[Collection entries]

________________________

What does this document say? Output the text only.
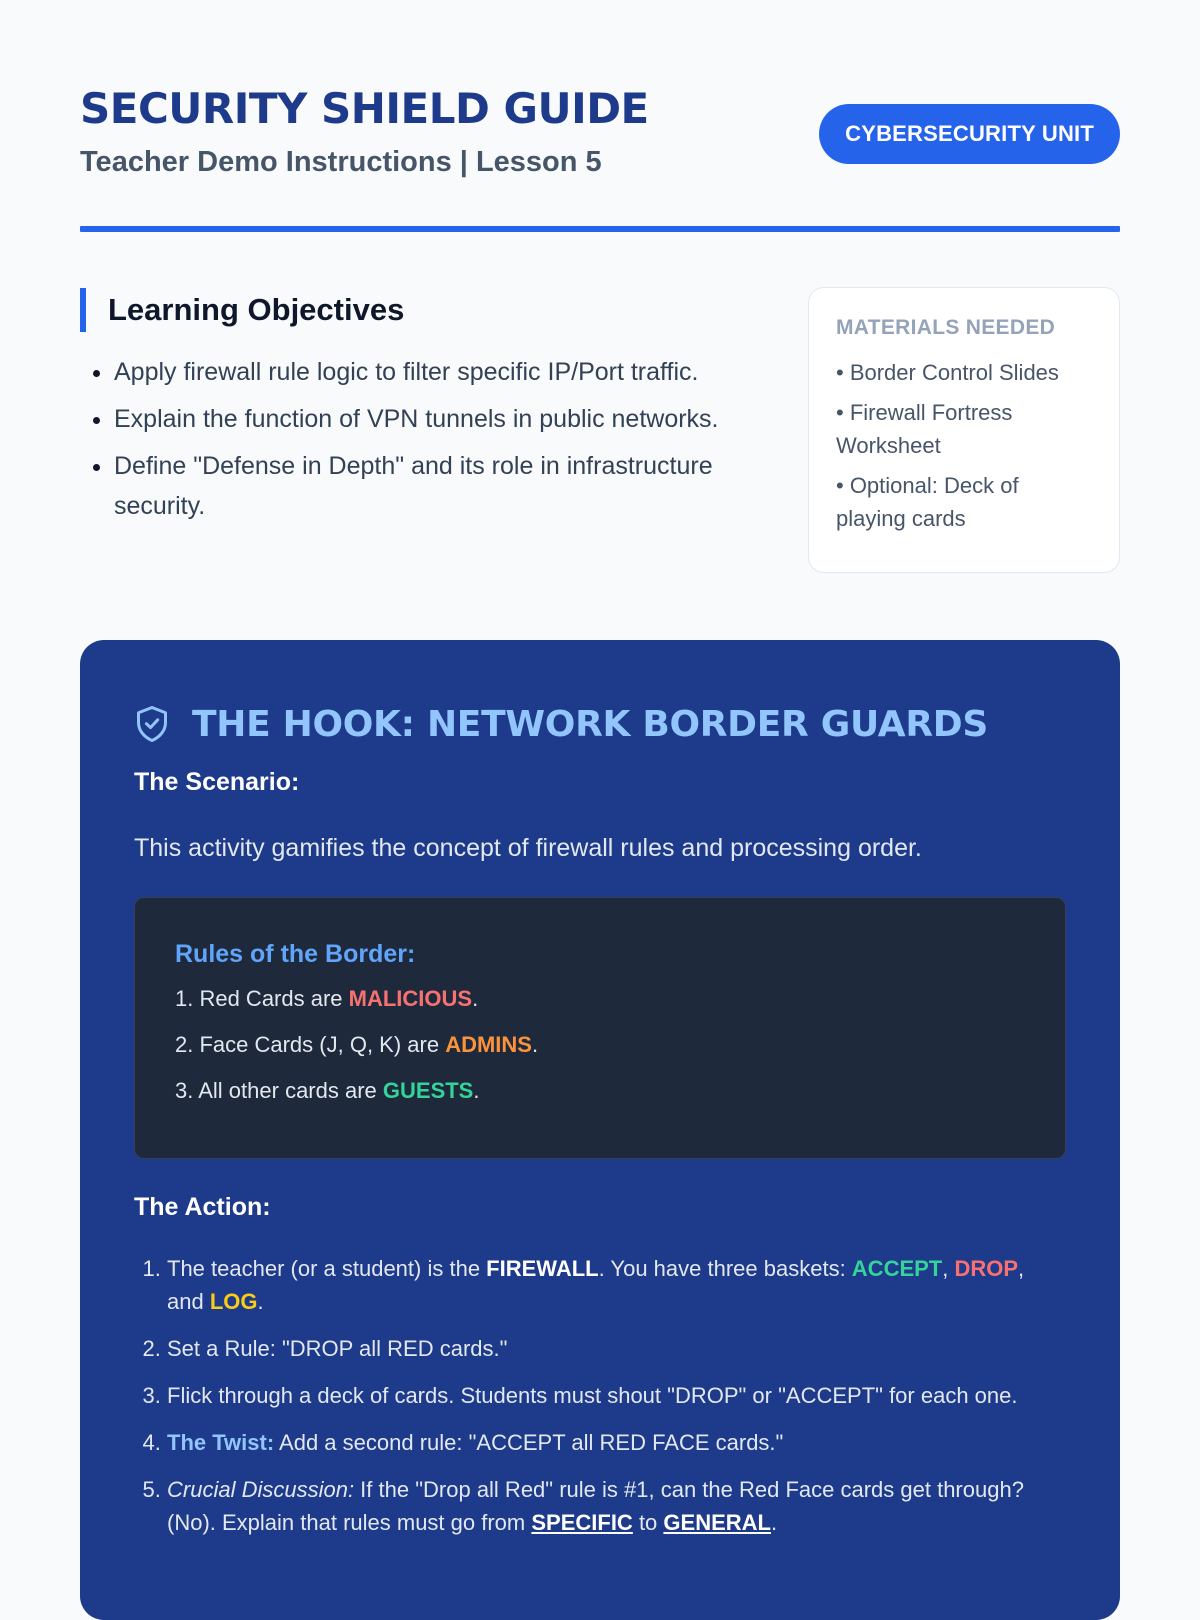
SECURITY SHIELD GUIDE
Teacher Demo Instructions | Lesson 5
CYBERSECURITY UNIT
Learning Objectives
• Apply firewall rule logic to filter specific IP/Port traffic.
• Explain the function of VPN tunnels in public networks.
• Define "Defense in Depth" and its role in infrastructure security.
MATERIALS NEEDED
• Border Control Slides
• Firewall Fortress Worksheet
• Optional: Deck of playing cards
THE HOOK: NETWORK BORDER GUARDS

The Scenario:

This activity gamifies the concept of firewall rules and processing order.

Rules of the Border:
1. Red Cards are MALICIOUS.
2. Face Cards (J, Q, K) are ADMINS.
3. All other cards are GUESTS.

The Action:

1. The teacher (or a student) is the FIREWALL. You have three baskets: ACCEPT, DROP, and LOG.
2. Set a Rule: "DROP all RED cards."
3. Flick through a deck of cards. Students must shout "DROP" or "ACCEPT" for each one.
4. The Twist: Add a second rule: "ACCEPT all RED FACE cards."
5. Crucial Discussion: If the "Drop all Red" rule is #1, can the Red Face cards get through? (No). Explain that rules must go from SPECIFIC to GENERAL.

________________________

=== YOUR TASK ===
Look over the listing above. Pick out and copy every line that includes "Explain".

=== OUTPUT FOR THIS TASK ===
• Explain the function of VPN tunnels in public networks.
5. Crucial Discussion: If the "Drop all Red" rule is #1, can the Red Face cards get through? (No). Explain that rules must go from SPECIFIC to GENERAL.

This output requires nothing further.